**Working data**.
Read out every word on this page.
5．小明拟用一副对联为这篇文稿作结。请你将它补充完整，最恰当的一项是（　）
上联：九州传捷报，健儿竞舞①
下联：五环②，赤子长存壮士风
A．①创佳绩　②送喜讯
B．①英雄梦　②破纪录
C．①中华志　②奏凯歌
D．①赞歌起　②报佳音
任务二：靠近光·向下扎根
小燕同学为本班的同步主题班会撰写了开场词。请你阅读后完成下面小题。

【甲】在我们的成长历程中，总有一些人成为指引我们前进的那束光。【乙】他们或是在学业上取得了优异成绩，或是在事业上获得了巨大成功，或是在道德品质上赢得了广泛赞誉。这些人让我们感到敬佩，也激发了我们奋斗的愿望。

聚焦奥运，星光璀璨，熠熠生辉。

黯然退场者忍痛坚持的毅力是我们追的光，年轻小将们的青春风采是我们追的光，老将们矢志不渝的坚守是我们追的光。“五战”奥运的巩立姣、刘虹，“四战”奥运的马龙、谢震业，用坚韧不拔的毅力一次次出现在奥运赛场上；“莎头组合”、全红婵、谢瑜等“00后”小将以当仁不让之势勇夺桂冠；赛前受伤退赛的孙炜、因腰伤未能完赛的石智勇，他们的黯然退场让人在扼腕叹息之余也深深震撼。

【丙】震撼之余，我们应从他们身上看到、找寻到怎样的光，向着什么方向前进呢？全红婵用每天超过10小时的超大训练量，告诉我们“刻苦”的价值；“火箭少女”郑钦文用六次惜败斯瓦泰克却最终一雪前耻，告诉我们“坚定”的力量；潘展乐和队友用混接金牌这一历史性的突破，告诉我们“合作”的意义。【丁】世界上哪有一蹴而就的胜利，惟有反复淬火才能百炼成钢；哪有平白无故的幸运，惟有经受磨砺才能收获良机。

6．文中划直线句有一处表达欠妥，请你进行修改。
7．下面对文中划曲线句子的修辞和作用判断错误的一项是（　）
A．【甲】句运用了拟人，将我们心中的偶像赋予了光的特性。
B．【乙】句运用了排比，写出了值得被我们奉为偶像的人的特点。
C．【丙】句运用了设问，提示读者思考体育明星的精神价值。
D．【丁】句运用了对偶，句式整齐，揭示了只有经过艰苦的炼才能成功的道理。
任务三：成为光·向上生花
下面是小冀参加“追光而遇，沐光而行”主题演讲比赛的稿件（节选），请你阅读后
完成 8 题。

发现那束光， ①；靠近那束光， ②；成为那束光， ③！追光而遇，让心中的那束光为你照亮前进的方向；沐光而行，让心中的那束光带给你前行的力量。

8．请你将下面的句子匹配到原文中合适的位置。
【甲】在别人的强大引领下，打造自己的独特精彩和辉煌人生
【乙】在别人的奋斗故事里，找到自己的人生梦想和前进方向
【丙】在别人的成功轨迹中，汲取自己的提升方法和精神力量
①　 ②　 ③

**Exercise description**.
Print the listing above in full, exactly as it is.

**The answer**.
Read out every word on this page.
5．小明拟用一副对联为这篇文稿作结。请你将它补充完整，最恰当的一项是（　）
上联：九州传捷报，健儿竞舞①
下联：五环②，赤子长存壮士风
A．①创佳绩　②送喜讯
B．①英雄梦　②破纪录
C．①中华志　②奏凯歌
D．①赞歌起　②报佳音
任务二：靠近光·向下扎根
小燕同学为本班的同步主题班会撰写了开场词。请你阅读后完成下面小题。

【甲】在我们的成长历程中，总有一些人成为指引我们前进的那束光。【乙】他们或是在学业上取得了优异成绩，或是在事业上获得了巨大成功，或是在道德品质上赢得了广泛赞誉。这些人让我们感到敬佩，也激发了我们奋斗的愿望。

聚焦奥运，星光璀璨，熠熠生辉。

黯然退场者忍痛坚持的毅力是我们追的光，年轻小将们的青春风采是我们追的光，老将们矢志不渝的坚守是我们追的光。“五战”奥运的巩立姣、刘虹，“四战”奥运的马龙、谢震业，用坚韧不拔的毅力一次次出现在奥运赛场上；“莎头组合”、全红婵、谢瑜等“00后”小将以当仁不让之势勇夺桂冠；赛前受伤退赛的孙炜、因腰伤未能完赛的石智勇，他们的黯然退场让人在扼腕叹息之余也深深震撼。

【丙】震撼之余，我们应从他们身上看到、找寻到怎样的光，向着什么方向前进呢？全红婵用每天超过10小时的超大训练量，告诉我们“刻苦”的价值；“火箭少女”郑钦文用六次惜败斯瓦泰克却最终一雪前耻，告诉我们“坚定”的力量；潘展乐和队友用混接金牌这一历史性的突破，告诉我们“合作”的意义。【丁】世界上哪有一蹴而就的胜利，惟有反复淬火才能百炼成钢；哪有平白无故的幸运，惟有经受磨砺才能收获良机。

6．文中划直线句有一处表达欠妥，请你进行修改。
7．下面对文中划曲线句子的修辞和作用判断错误的一项是（　）
A．【甲】句运用了拟人，将我们心中的偶像赋予了光的特性。
B．【乙】句运用了排比，写出了值得被我们奉为偶像的人的特点。
C．【丙】句运用了设问，提示读者思考体育明星的精神价值。
D．【丁】句运用了对偶，句式整齐，揭示了只有经过艰苦的炼才能成功的道理。
任务三：成为光·向上生花
下面是小冀参加“追光而遇，沐光而行”主题演讲比赛的稿件（节选），请你阅读后
完成 8 题。

发现那束光， ①；靠近那束光， ②；成为那束光， ③！追光而遇，让心中的那束光为你照亮前进的方向；沐光而行，让心中的那束光带给你前行的力量。

8．请你将下面的句子匹配到原文中合适的位置。
【甲】在别人的强大引领下，打造自己的独特精彩和辉煌人生
【乙】在别人的奋斗故事里，找到自己的人生梦想和前进方向
【丙】在别人的成功轨迹中，汲取自己的提升方法和精神力量
①　 ②　 ③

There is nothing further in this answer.